Data items
------------

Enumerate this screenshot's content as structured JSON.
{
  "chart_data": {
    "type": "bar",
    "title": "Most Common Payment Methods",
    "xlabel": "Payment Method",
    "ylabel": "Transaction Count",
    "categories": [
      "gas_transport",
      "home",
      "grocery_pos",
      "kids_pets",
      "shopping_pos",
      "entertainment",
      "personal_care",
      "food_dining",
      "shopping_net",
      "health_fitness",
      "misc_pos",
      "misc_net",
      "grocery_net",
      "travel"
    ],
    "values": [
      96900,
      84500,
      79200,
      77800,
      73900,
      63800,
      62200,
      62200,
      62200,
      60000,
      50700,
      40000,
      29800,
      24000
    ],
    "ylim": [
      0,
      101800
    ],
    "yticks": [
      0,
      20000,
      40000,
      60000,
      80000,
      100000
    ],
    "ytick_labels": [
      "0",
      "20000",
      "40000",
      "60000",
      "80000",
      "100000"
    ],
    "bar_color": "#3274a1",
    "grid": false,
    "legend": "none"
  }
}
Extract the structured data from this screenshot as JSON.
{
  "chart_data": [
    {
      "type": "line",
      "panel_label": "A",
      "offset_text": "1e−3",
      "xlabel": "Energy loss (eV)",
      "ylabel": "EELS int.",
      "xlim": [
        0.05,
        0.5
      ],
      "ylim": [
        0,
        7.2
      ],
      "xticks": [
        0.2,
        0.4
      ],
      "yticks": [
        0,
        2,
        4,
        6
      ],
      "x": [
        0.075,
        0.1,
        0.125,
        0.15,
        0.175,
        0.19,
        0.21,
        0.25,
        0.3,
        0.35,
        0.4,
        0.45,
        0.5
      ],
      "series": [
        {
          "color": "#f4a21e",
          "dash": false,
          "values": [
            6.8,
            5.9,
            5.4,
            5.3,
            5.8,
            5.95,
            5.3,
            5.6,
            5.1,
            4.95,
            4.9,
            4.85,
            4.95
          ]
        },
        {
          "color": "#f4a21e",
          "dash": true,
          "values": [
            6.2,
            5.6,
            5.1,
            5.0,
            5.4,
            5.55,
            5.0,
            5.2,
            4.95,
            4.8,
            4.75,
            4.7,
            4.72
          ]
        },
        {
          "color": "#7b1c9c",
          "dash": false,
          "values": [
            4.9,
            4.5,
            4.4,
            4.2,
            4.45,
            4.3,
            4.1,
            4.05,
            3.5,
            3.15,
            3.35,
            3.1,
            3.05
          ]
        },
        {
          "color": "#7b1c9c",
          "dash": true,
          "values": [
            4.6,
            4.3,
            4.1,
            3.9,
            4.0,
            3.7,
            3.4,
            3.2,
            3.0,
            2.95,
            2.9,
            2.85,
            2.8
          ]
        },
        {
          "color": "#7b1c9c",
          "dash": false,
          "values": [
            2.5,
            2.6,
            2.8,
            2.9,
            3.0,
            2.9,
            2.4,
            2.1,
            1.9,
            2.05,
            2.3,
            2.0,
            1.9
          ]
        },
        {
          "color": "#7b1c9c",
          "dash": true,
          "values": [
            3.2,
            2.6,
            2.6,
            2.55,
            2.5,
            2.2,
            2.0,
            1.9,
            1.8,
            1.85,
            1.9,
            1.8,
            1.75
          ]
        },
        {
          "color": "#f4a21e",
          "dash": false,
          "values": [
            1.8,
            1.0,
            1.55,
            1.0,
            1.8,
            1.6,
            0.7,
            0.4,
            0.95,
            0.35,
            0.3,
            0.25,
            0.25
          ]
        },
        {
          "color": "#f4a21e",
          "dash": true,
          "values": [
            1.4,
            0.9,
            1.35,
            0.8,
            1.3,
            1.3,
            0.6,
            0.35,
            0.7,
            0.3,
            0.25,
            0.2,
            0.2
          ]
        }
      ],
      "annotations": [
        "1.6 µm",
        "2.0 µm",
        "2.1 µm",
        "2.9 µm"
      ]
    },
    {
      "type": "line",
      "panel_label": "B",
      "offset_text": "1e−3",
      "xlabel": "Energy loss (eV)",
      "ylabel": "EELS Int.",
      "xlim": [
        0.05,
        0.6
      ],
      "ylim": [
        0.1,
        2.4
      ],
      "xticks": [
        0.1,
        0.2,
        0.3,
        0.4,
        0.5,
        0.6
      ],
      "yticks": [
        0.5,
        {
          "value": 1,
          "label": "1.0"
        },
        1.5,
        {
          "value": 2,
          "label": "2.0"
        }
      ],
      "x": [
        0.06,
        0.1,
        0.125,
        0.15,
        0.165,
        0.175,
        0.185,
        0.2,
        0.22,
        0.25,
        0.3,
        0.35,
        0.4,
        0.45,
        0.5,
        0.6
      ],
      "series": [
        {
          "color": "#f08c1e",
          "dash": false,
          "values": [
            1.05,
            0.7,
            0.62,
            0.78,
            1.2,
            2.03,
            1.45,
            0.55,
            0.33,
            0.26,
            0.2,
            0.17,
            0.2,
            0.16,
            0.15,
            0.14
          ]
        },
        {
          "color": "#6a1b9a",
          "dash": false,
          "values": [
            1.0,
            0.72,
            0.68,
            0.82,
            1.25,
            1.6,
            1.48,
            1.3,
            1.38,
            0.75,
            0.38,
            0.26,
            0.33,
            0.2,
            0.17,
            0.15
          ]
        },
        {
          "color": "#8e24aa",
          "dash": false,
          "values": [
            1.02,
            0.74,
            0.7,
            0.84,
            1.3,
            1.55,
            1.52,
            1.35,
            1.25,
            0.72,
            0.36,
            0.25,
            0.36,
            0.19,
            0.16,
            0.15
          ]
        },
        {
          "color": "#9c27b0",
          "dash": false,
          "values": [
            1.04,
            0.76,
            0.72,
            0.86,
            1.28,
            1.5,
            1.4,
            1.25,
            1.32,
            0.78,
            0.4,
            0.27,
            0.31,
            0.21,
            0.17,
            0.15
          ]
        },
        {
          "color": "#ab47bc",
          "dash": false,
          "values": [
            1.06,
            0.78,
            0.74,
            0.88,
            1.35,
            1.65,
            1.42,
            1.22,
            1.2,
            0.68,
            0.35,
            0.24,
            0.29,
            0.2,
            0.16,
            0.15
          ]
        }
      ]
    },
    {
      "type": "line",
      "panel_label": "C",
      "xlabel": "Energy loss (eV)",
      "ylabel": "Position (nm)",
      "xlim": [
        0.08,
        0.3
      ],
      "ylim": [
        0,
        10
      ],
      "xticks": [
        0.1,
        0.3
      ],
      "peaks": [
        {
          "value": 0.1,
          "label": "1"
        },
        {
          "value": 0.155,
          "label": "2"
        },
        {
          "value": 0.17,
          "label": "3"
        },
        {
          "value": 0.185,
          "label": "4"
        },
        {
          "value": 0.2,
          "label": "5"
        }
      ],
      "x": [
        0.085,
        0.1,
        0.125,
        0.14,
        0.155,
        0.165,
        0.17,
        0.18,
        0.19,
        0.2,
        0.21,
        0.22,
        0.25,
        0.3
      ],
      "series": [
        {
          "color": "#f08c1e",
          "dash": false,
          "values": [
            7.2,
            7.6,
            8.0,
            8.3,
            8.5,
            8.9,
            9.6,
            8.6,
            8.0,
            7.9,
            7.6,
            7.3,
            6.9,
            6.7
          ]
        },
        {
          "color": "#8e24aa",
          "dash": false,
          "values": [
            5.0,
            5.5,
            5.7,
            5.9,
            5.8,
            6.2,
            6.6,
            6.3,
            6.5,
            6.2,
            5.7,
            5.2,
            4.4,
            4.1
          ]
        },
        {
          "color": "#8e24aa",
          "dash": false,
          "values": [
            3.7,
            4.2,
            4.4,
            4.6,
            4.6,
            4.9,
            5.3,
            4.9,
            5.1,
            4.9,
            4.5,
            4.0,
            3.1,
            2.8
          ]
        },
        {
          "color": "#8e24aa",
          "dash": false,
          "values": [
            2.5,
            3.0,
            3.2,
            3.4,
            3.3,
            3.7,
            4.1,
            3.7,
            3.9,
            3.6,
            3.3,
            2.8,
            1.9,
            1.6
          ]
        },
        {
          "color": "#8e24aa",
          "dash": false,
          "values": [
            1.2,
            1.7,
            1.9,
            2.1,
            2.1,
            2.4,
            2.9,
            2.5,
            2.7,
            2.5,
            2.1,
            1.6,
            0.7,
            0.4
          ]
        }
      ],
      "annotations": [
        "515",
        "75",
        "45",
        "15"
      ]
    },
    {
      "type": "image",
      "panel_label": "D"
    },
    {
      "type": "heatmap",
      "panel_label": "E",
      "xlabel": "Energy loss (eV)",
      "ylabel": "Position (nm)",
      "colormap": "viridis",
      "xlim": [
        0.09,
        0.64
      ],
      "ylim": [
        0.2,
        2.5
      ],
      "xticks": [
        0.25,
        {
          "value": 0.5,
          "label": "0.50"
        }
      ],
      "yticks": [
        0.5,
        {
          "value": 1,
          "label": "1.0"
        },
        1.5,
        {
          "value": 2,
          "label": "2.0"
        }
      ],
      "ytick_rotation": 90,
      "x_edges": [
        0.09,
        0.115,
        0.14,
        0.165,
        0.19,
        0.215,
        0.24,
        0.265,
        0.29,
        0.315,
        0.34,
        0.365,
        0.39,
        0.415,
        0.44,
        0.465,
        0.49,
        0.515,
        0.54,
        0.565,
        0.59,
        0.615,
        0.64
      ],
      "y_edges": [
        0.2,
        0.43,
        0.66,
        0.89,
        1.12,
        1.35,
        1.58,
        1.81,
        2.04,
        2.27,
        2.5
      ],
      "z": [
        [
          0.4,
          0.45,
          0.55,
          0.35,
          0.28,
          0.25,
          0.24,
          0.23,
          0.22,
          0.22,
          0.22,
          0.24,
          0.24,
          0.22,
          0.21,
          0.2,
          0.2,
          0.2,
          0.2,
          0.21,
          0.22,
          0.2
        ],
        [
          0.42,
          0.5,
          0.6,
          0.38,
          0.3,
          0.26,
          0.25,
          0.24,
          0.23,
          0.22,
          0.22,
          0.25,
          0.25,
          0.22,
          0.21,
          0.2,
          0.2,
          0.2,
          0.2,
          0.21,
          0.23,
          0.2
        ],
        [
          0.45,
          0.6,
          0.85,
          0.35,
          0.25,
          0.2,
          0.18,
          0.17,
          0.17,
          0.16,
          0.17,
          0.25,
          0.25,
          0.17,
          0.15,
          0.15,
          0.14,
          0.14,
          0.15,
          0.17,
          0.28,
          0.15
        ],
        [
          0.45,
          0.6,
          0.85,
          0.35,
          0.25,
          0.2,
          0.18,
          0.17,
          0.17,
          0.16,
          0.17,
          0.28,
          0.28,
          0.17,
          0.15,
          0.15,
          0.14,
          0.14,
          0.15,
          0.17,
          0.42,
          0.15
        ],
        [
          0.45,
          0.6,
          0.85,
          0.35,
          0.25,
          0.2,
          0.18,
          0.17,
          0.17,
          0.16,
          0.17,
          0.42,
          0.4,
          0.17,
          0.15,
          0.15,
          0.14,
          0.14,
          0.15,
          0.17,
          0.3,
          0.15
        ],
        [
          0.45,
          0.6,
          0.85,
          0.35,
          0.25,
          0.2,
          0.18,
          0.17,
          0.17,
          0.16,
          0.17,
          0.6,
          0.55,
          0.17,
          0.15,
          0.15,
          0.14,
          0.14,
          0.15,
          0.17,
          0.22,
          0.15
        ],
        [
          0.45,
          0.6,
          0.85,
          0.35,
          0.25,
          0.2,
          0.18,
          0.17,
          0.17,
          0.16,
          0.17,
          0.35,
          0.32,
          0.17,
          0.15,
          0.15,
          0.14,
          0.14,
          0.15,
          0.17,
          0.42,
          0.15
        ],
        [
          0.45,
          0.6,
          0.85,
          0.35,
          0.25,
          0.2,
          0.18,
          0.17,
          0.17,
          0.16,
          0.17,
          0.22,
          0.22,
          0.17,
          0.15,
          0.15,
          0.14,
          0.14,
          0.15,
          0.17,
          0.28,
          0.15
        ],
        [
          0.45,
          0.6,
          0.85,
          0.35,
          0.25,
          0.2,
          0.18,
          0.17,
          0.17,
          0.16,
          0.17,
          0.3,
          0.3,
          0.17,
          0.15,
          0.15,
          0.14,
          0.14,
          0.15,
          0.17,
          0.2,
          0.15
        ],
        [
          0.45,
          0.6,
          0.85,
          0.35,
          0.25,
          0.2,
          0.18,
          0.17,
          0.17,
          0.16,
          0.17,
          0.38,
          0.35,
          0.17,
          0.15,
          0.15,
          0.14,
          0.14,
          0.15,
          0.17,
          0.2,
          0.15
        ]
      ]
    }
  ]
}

------------

• Exercise aim:
Out of the material above, select every line that holds the string "ylabel".

• Problem solution:
    "ylabel": "Transaction Count",
      "ylabel": "EELS int.",
      "ylabel": "EELS Int.",
      "ylabel": "Position (nm)",
      "ylabel": "Position (nm)",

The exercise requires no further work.